[Stored data]
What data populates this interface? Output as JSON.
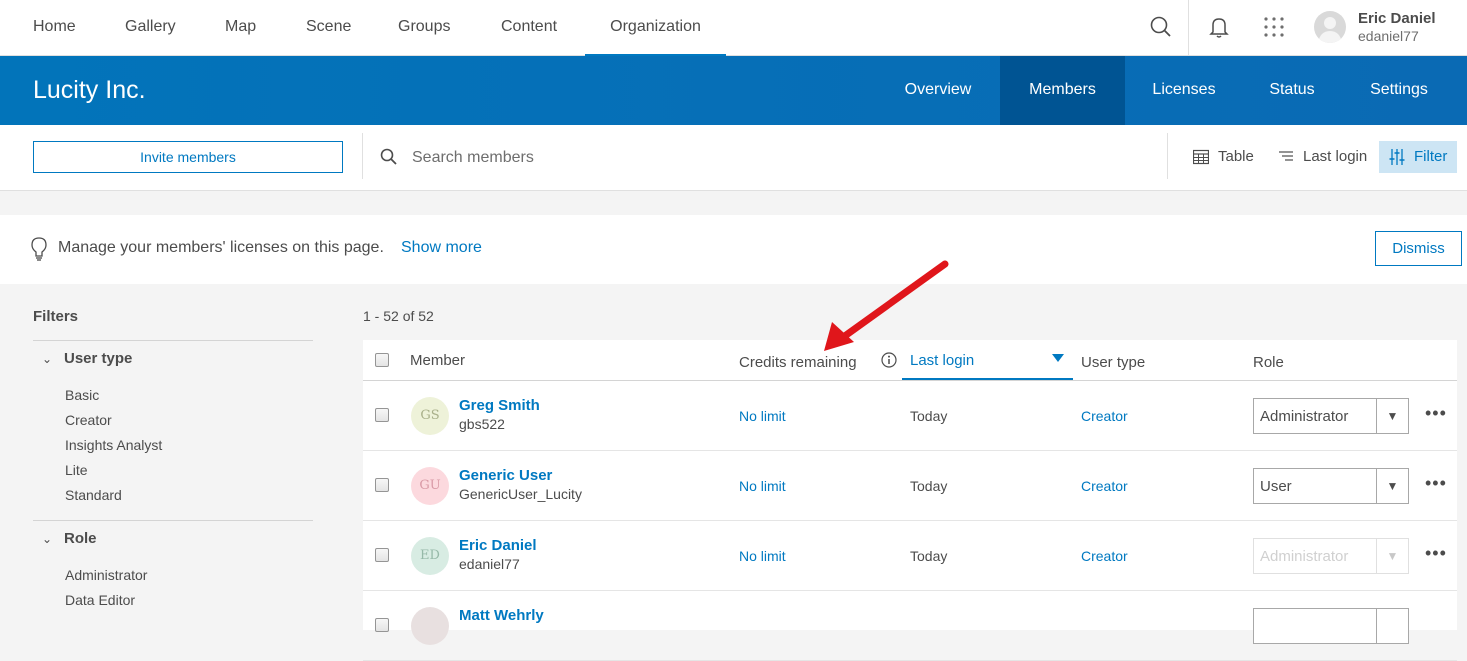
{
  "topnav": {
    "tabs": [
      "Home",
      "Gallery",
      "Map",
      "Scene",
      "Groups",
      "Content",
      "Organization"
    ],
    "active_tab": "Organization",
    "user": {
      "name": "Eric Daniel",
      "username": "edaniel77"
    }
  },
  "banner": {
    "org_name": "Lucity Inc.",
    "tabs": [
      "Overview",
      "Members",
      "Licenses",
      "Status",
      "Settings"
    ],
    "active_tab": "Members"
  },
  "toolbar": {
    "invite_label": "Invite members",
    "search_placeholder": "Search members",
    "view_label": "Table",
    "sort_label": "Last login",
    "filter_label": "Filter"
  },
  "info": {
    "message": "Manage your members' licenses on this page.",
    "show_more": "Show more",
    "dismiss": "Dismiss"
  },
  "filters": {
    "title": "Filters",
    "groups": [
      {
        "label": "User type",
        "items": [
          "Basic",
          "Creator",
          "Insights Analyst",
          "Lite",
          "Standard"
        ]
      },
      {
        "label": "Role",
        "items": [
          "Administrator",
          "Data Editor"
        ]
      }
    ]
  },
  "table": {
    "count": "1 - 52 of 52",
    "columns": {
      "member": "Member",
      "credits": "Credits remaining",
      "last_login": "Last login",
      "user_type": "User type",
      "role": "Role"
    },
    "rows": [
      {
        "initials": "GS",
        "name": "Greg Smith",
        "username": "gbs522",
        "credits": "No limit",
        "last_login": "Today",
        "user_type": "Creator",
        "role": "Administrator",
        "avatar_bg": "#eef2d9",
        "avatar_fg": "#a9b08a"
      },
      {
        "initials": "GU",
        "name": "Generic User",
        "username": "GenericUser_Lucity",
        "credits": "No limit",
        "last_login": "Today",
        "user_type": "Creator",
        "role": "User",
        "avatar_bg": "#fcd9de",
        "avatar_fg": "#d99aa6"
      },
      {
        "initials": "ED",
        "name": "Eric Daniel",
        "username": "edaniel77",
        "credits": "No limit",
        "last_login": "Today",
        "user_type": "Creator",
        "role": "Administrator",
        "avatar_bg": "#d8ece3",
        "avatar_fg": "#96b9a8"
      },
      {
        "initials": "",
        "name": "Matt Wehrly",
        "username": "",
        "credits": "",
        "last_login": "",
        "user_type": "",
        "role": "",
        "avatar_bg": "#e8e0e0",
        "avatar_fg": "#b0a0a0"
      }
    ]
  },
  "colors": {
    "accent": "#0079c1",
    "banner": "#0274ba",
    "active_banner_tab": "#005493",
    "annotation_arrow": "#e0161b"
  }
}
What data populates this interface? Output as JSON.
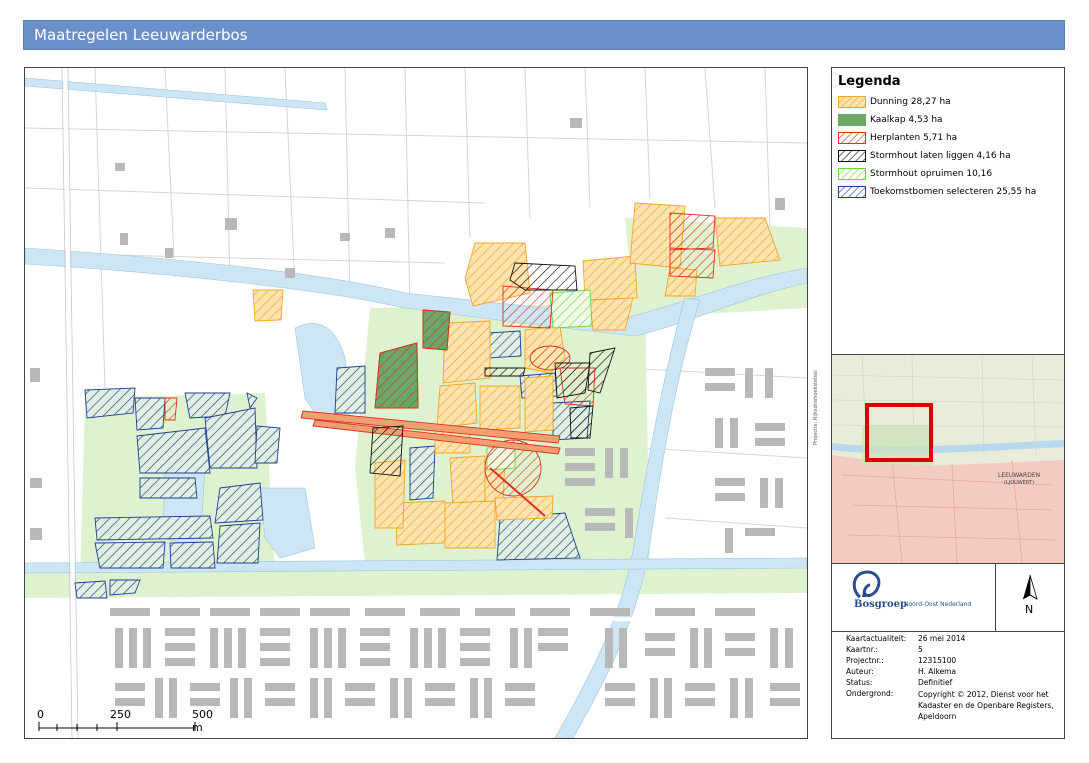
{
  "header": {
    "title": "Maatregelen Leeuwarderbos"
  },
  "map": {
    "projection_note": "Projectie: Rijksdriehoekstelsel",
    "scalebar": {
      "labels": [
        "0",
        "250",
        "500 m"
      ]
    }
  },
  "legend": {
    "title": "Legenda",
    "items": [
      {
        "label": "Dunning 28,27 ha",
        "color": "#f5a623",
        "pattern": "hatch",
        "fill": "#fde3b0"
      },
      {
        "label": "Kaalkap 4,53 ha",
        "color": "#6aa86a",
        "pattern": "solid",
        "fill": "#6aa86a"
      },
      {
        "label": "Herplanten 5,71 ha",
        "color": "#e03020",
        "pattern": "hatch",
        "fill": "#ffffff"
      },
      {
        "label": "Stormhout laten liggen 4,16 ha",
        "color": "#111111",
        "pattern": "hatch",
        "fill": "#ffffff"
      },
      {
        "label": "Stormhout opruimen 10,16",
        "color": "#66dd33",
        "pattern": "hatch",
        "fill": "#ffffff"
      },
      {
        "label": "Toekomstbomen selecteren 25,55 ha",
        "color": "#1f3f8f",
        "pattern": "hatch",
        "fill": "#ffffff"
      }
    ]
  },
  "overview": {
    "city_label_1": "LEEUWARDEN",
    "city_label_2": "(LJOUWERT)"
  },
  "logo": {
    "name": "Bosgroep",
    "subtitle": "Noord-Oost Nederland"
  },
  "north": {
    "label": "N"
  },
  "info": {
    "rows": [
      {
        "key": "Kaartactualiteit:",
        "value": "26 mei 2014"
      },
      {
        "key": "Kaartnr.:",
        "value": "5"
      },
      {
        "key": "Projectnr.:",
        "value": "12315100"
      },
      {
        "key": "Auteur:",
        "value": "H. Alkema"
      },
      {
        "key": "Status:",
        "value": "Definitief"
      },
      {
        "key": "Ondergrond:",
        "value": "Copyright © 2012, Dienst voor het Kadaster en de Openbare Registers, Apeldoorn"
      }
    ]
  },
  "colors": {
    "water": "#cde6f5",
    "green": "#dff2d0",
    "building": "#b8b8b8",
    "road": "#ffffff",
    "dunning": "#f5a623",
    "herplanten": "#e03020",
    "kaalkap": "#6aa86a",
    "storm_laten": "#111111",
    "storm_opruimen": "#66dd33",
    "toekomst": "#1f3f8f"
  }
}
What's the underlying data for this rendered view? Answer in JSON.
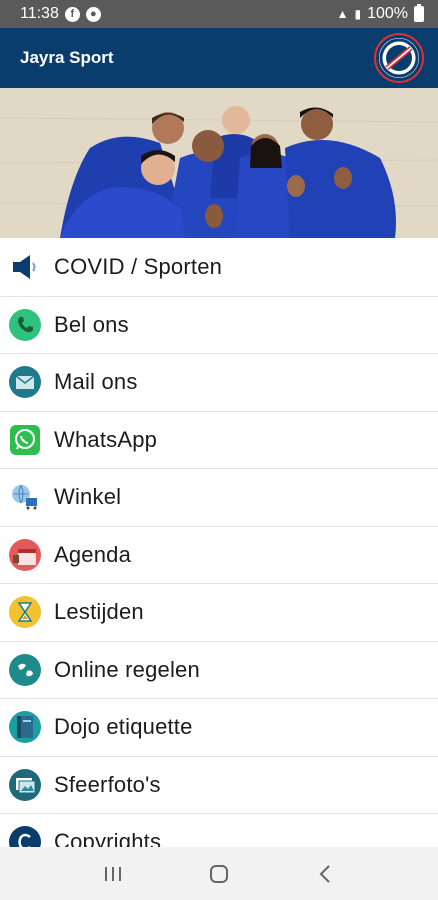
{
  "status_bar": {
    "time": "11:38",
    "battery": "100%"
  },
  "app_bar": {
    "title": "Jayra Sport"
  },
  "menu": {
    "items": [
      {
        "label": "COVID / Sporten",
        "icon": "speaker-icon"
      },
      {
        "label": "Bel ons",
        "icon": "phone-icon"
      },
      {
        "label": "Mail ons",
        "icon": "mail-icon"
      },
      {
        "label": "WhatsApp",
        "icon": "whatsapp-icon"
      },
      {
        "label": "Winkel",
        "icon": "shop-icon"
      },
      {
        "label": "Agenda",
        "icon": "calendar-icon"
      },
      {
        "label": "Lestijden",
        "icon": "hourglass-icon"
      },
      {
        "label": "Online regelen",
        "icon": "globe-icon"
      },
      {
        "label": "Dojo etiquette",
        "icon": "book-icon"
      },
      {
        "label": "Sfeerfoto's",
        "icon": "photo-icon"
      },
      {
        "label": "Copyrights",
        "icon": "copyright-icon"
      }
    ]
  },
  "colors": {
    "app_bar": "#0a3d6e",
    "status_bar": "#5a5a5a",
    "nav_bar": "#f2f2f2"
  }
}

_Work to be completed_.
From the material above, copy everything exactly but the pictures.

_Problem solution_.
What data populates this interface? Output as JSON.
{
  "topnav": {
    "tabs": [
      "Home",
      "Gallery",
      "Map",
      "Scene",
      "Groups",
      "Content",
      "Organization"
    ],
    "active_tab": "Organization",
    "user": {
      "name": "Eric Daniel",
      "username": "edaniel77"
    }
  },
  "banner": {
    "org_name": "Lucity Inc.",
    "tabs": [
      "Overview",
      "Members",
      "Licenses",
      "Status",
      "Settings"
    ],
    "active_tab": "Members"
  },
  "toolbar": {
    "invite_label": "Invite members",
    "search_placeholder": "Search members",
    "view_label": "Table",
    "sort_label": "Last login",
    "filter_label": "Filter"
  },
  "info": {
    "message": "Manage your members' licenses on this page.",
    "show_more": "Show more",
    "dismiss": "Dismiss"
  },
  "filters": {
    "title": "Filters",
    "groups": [
      {
        "label": "User type",
        "items": [
          "Basic",
          "Creator",
          "Insights Analyst",
          "Lite",
          "Standard"
        ]
      },
      {
        "label": "Role",
        "items": [
          "Administrator",
          "Data Editor"
        ]
      }
    ]
  },
  "table": {
    "count": "1 - 52 of 52",
    "columns": {
      "member": "Member",
      "credits": "Credits remaining",
      "last_login": "Last login",
      "user_type": "User type",
      "role": "Role"
    },
    "rows": [
      {
        "initials": "GS",
        "name": "Greg Smith",
        "username": "gbs522",
        "credits": "No limit",
        "last_login": "Today",
        "user_type": "Creator",
        "role": "Administrator",
        "avatar_bg": "#eef2d9",
        "avatar_fg": "#a9b08a"
      },
      {
        "initials": "GU",
        "name": "Generic User",
        "username": "GenericUser_Lucity",
        "credits": "No limit",
        "last_login": "Today",
        "user_type": "Creator",
        "role": "User",
        "avatar_bg": "#fcd9de",
        "avatar_fg": "#d99aa6"
      },
      {
        "initials": "ED",
        "name": "Eric Daniel",
        "username": "edaniel77",
        "credits": "No limit",
        "last_login": "Today",
        "user_type": "Creator",
        "role": "Administrator",
        "avatar_bg": "#d8ece3",
        "avatar_fg": "#96b9a8"
      },
      {
        "initials": "",
        "name": "Matt Wehrly",
        "username": "",
        "credits": "",
        "last_login": "",
        "user_type": "",
        "role": "",
        "avatar_bg": "#e8e0e0",
        "avatar_fg": "#b0a0a0"
      }
    ]
  },
  "colors": {
    "accent": "#0079c1",
    "banner": "#0274ba",
    "active_banner_tab": "#005493",
    "annotation_arrow": "#e0161b"
  }
}
What data populates this interface? Output as JSON.
{
  "header": {
    "title": "Maatregelen Leeuwarderbos"
  },
  "map": {
    "projection_note": "Projectie: Rijksdriehoekstelsel",
    "scalebar": {
      "labels": [
        "0",
        "250",
        "500 m"
      ]
    }
  },
  "legend": {
    "title": "Legenda",
    "items": [
      {
        "label": "Dunning 28,27 ha",
        "color": "#f5a623",
        "pattern": "hatch",
        "fill": "#fde3b0"
      },
      {
        "label": "Kaalkap 4,53 ha",
        "color": "#6aa86a",
        "pattern": "solid",
        "fill": "#6aa86a"
      },
      {
        "label": "Herplanten 5,71 ha",
        "color": "#e03020",
        "pattern": "hatch",
        "fill": "#ffffff"
      },
      {
        "label": "Stormhout laten liggen 4,16 ha",
        "color": "#111111",
        "pattern": "hatch",
        "fill": "#ffffff"
      },
      {
        "label": "Stormhout opruimen 10,16",
        "color": "#66dd33",
        "pattern": "hatch",
        "fill": "#ffffff"
      },
      {
        "label": "Toekomstbomen selecteren 25,55 ha",
        "color": "#1f3f8f",
        "pattern": "hatch",
        "fill": "#ffffff"
      }
    ]
  },
  "overview": {
    "city_label_1": "LEEUWARDEN",
    "city_label_2": "(LJOUWERT)"
  },
  "logo": {
    "name": "Bosgroep",
    "subtitle": "Noord-Oost Nederland"
  },
  "north": {
    "label": "N"
  },
  "info": {
    "rows": [
      {
        "key": "Kaartactualiteit:",
        "value": "26 mei 2014"
      },
      {
        "key": "Kaartnr.:",
        "value": "5"
      },
      {
        "key": "Projectnr.:",
        "value": "12315100"
      },
      {
        "key": "Auteur:",
        "value": "H. Alkema"
      },
      {
        "key": "Status:",
        "value": "Definitief"
      },
      {
        "key": "Ondergrond:",
        "value": "Copyright © 2012, Dienst voor het Kadaster en de Openbare Registers, Apeldoorn"
      }
    ]
  },
  "colors": {
    "water": "#cde6f5",
    "green": "#dff2d0",
    "building": "#b8b8b8",
    "road": "#ffffff",
    "dunning": "#f5a623",
    "herplanten": "#e03020",
    "kaalkap": "#6aa86a",
    "storm_laten": "#111111",
    "storm_opruimen": "#66dd33",
    "toekomst": "#1f3f8f"
  }
}
What's the underlying data for this rendered view? Answer in JSON.
{
  "status_bar": {
    "time": "11:38",
    "battery": "100%"
  },
  "app_bar": {
    "title": "Jayra Sport"
  },
  "menu": {
    "items": [
      {
        "label": "COVID / Sporten",
        "icon": "speaker-icon"
      },
      {
        "label": "Bel ons",
        "icon": "phone-icon"
      },
      {
        "label": "Mail ons",
        "icon": "mail-icon"
      },
      {
        "label": "WhatsApp",
        "icon": "whatsapp-icon"
      },
      {
        "label": "Winkel",
        "icon": "shop-icon"
      },
      {
        "label": "Agenda",
        "icon": "calendar-icon"
      },
      {
        "label": "Lestijden",
        "icon": "hourglass-icon"
      },
      {
        "label": "Online regelen",
        "icon": "globe-icon"
      },
      {
        "label": "Dojo etiquette",
        "icon": "book-icon"
      },
      {
        "label": "Sfeerfoto's",
        "icon": "photo-icon"
      },
      {
        "label": "Copyrights",
        "icon": "copyright-icon"
      }
    ]
  },
  "colors": {
    "app_bar": "#0a3d6e",
    "status_bar": "#5a5a5a",
    "nav_bar": "#f2f2f2"
  }
}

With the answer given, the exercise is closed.